── THE RECORDS ──

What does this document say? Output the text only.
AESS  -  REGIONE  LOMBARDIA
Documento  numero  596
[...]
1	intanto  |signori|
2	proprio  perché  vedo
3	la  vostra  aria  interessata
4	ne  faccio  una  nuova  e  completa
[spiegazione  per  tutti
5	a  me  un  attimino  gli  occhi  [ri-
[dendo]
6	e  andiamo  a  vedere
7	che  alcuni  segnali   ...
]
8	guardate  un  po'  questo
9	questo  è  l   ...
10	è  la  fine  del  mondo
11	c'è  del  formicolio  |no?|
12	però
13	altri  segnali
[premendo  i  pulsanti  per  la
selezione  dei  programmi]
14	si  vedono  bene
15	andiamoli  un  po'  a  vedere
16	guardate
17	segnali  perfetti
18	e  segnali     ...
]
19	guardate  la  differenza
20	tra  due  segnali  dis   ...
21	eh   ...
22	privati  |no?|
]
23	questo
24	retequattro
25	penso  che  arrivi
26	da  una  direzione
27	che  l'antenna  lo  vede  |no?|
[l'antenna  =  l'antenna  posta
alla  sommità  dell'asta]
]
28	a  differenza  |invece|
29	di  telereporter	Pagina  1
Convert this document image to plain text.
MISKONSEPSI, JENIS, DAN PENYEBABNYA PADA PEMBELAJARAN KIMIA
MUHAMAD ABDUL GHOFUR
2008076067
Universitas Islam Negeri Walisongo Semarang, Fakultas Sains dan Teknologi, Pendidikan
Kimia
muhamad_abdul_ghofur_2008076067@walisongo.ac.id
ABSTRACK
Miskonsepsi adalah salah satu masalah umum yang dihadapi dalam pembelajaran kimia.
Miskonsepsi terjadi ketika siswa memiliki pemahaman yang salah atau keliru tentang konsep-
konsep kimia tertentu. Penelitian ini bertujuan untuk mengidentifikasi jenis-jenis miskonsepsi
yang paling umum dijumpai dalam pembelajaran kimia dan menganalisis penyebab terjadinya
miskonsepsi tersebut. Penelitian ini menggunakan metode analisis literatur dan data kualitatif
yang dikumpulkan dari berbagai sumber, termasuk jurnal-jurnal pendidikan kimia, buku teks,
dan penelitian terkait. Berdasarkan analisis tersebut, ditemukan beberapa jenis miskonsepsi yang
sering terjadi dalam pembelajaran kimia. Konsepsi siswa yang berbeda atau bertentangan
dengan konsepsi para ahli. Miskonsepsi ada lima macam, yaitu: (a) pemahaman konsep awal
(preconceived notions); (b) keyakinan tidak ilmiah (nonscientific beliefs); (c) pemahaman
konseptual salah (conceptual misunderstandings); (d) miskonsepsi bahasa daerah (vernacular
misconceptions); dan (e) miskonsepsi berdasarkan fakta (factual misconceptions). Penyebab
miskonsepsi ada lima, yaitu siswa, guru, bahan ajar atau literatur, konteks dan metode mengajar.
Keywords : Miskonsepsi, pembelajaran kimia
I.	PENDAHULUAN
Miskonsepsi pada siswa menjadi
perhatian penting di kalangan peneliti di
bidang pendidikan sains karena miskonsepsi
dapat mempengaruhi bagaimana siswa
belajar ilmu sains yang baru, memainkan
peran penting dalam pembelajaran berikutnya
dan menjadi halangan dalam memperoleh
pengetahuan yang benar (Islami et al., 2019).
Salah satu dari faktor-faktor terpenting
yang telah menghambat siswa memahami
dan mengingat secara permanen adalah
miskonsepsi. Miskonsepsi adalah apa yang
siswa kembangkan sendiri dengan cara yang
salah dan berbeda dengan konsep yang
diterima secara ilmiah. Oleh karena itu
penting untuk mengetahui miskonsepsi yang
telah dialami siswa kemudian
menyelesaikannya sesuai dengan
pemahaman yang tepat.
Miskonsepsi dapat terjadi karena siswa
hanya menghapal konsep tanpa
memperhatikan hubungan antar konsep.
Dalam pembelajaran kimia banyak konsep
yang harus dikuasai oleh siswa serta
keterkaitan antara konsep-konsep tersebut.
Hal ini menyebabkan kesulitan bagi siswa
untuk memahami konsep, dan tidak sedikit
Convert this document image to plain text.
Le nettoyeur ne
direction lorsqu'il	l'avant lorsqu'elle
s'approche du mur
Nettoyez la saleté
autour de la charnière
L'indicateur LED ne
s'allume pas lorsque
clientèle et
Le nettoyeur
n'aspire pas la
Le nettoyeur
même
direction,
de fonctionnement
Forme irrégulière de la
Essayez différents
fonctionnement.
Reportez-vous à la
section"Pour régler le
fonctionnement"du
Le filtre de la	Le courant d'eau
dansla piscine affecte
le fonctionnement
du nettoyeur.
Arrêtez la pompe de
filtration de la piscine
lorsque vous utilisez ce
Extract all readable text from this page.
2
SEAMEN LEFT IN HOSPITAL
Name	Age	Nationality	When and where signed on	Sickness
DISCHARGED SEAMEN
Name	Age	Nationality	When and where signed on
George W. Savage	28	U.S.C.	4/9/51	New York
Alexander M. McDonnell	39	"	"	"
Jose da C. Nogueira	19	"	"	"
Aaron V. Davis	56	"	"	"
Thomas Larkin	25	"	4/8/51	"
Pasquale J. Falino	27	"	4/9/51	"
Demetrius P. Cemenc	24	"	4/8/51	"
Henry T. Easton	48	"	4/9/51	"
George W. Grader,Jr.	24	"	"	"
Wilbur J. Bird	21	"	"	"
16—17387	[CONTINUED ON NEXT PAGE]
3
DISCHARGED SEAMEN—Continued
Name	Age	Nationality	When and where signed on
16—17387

───

THE REQUEST
Nothing in the data may differ; print all of it exactly as written.

SOLVED PROBLEM
What does this document say? Output the text only.
AESS  -  REGIONE  LOMBARDIA
Documento  numero  596
[...]
1	intanto  |signori|
2	proprio  perché  vedo
3	la  vostra  aria  interessata
4	ne  faccio  una  nuova  e  completa
[spiegazione  per  tutti
5	a  me  un  attimino  gli  occhi  [ri-
[dendo]
6	e  andiamo  a  vedere
7	che  alcuni  segnali   ...
]
8	guardate  un  po'  questo
9	questo  è  l   ...
10	è  la  fine  del  mondo
11	c'è  del  formicolio  |no?|
12	però
13	altri  segnali
[premendo  i  pulsanti  per  la
selezione  dei  programmi]
14	si  vedono  bene
15	andiamoli  un  po'  a  vedere
16	guardate
17	segnali  perfetti
18	e  segnali     ...
]
19	guardate  la  differenza
20	tra  due  segnali  dis   ...
21	eh   ...
22	privati  |no?|
]
23	questo
24	retequattro
25	penso  che  arrivi
26	da  una  direzione
27	che  l'antenna  lo  vede  |no?|
[l'antenna  =  l'antenna  posta
alla  sommità  dell'asta]
]
28	a  differenza  |invece|
29	di  telereporter	Pagina  1
Convert this document image to plain text.
MISKONSEPSI, JENIS, DAN PENYEBABNYA PADA PEMBELAJARAN KIMIA
MUHAMAD ABDUL GHOFUR
2008076067
Universitas Islam Negeri Walisongo Semarang, Fakultas Sains dan Teknologi, Pendidikan
Kimia
muhamad_abdul_ghofur_2008076067@walisongo.ac.id
ABSTRACK
Miskonsepsi adalah salah satu masalah umum yang dihadapi dalam pembelajaran kimia.
Miskonsepsi terjadi ketika siswa memiliki pemahaman yang salah atau keliru tentang konsep-
konsep kimia tertentu. Penelitian ini bertujuan untuk mengidentifikasi jenis-jenis miskonsepsi
yang paling umum dijumpai dalam pembelajaran kimia dan menganalisis penyebab terjadinya
miskonsepsi tersebut. Penelitian ini menggunakan metode analisis literatur dan data kualitatif
yang dikumpulkan dari berbagai sumber, termasuk jurnal-jurnal pendidikan kimia, buku teks,
dan penelitian terkait. Berdasarkan analisis tersebut, ditemukan beberapa jenis miskonsepsi yang
sering terjadi dalam pembelajaran kimia. Konsepsi siswa yang berbeda atau bertentangan
dengan konsepsi para ahli. Miskonsepsi ada lima macam, yaitu: (a) pemahaman konsep awal
(preconceived notions); (b) keyakinan tidak ilmiah (nonscientific beliefs); (c) pemahaman
konseptual salah (conceptual misunderstandings); (d) miskonsepsi bahasa daerah (vernacular
misconceptions); dan (e) miskonsepsi berdasarkan fakta (factual misconceptions). Penyebab
miskonsepsi ada lima, yaitu siswa, guru, bahan ajar atau literatur, konteks dan metode mengajar.
Keywords : Miskonsepsi, pembelajaran kimia
I.	PENDAHULUAN
Miskonsepsi pada siswa menjadi
perhatian penting di kalangan peneliti di
bidang pendidikan sains karena miskonsepsi
dapat mempengaruhi bagaimana siswa
belajar ilmu sains yang baru, memainkan
peran penting dalam pembelajaran berikutnya
dan menjadi halangan dalam memperoleh
pengetahuan yang benar (Islami et al., 2019).
Salah satu dari faktor-faktor terpenting
yang telah menghambat siswa memahami
dan mengingat secara permanen adalah
miskonsepsi. Miskonsepsi adalah apa yang
siswa kembangkan sendiri dengan cara yang
salah dan berbeda dengan konsep yang
diterima secara ilmiah. Oleh karena itu
penting untuk mengetahui miskonsepsi yang
telah dialami siswa kemudian
menyelesaikannya sesuai dengan
pemahaman yang tepat.
Miskonsepsi dapat terjadi karena siswa
hanya menghapal konsep tanpa
memperhatikan hubungan antar konsep.
Dalam pembelajaran kimia banyak konsep
yang harus dikuasai oleh siswa serta
keterkaitan antara konsep-konsep tersebut.
Hal ini menyebabkan kesulitan bagi siswa
untuk memahami konsep, dan tidak sedikit
Convert this document image to plain text.
Le nettoyeur ne
direction lorsqu'il	l'avant lorsqu'elle
s'approche du mur
Nettoyez la saleté
autour de la charnière
L'indicateur LED ne
s'allume pas lorsque
clientèle et
Le nettoyeur
n'aspire pas la
Le nettoyeur
même
direction,
de fonctionnement
Forme irrégulière de la
Essayez différents
fonctionnement.
Reportez-vous à la
section"Pour régler le
fonctionnement"du
Le filtre de la	Le courant d'eau
dansla piscine affecte
le fonctionnement
du nettoyeur.
Arrêtez la pompe de
filtration de la piscine
lorsque vous utilisez ce
Extract all readable text from this page.
2
SEAMEN LEFT IN HOSPITAL
Name	Age	Nationality	When and where signed on	Sickness
DISCHARGED SEAMEN
Name	Age	Nationality	When and where signed on
George W. Savage	28	U.S.C.	4/9/51	New York
Alexander M. McDonnell	39	"	"	"
Jose da C. Nogueira	19	"	"	"
Aaron V. Davis	56	"	"	"
Thomas Larkin	25	"	4/8/51	"
Pasquale J. Falino	27	"	4/9/51	"
Demetrius P. Cemenc	24	"	4/8/51	"
Henry T. Easton	48	"	4/9/51	"
George W. Grader,Jr.	24	"	"	"
Wilbur J. Bird	21	"	"	"
16—17387	[CONTINUED ON NEXT PAGE]
3
DISCHARGED SEAMEN—Continued
Name	Age	Nationality	When and where signed on
16—17387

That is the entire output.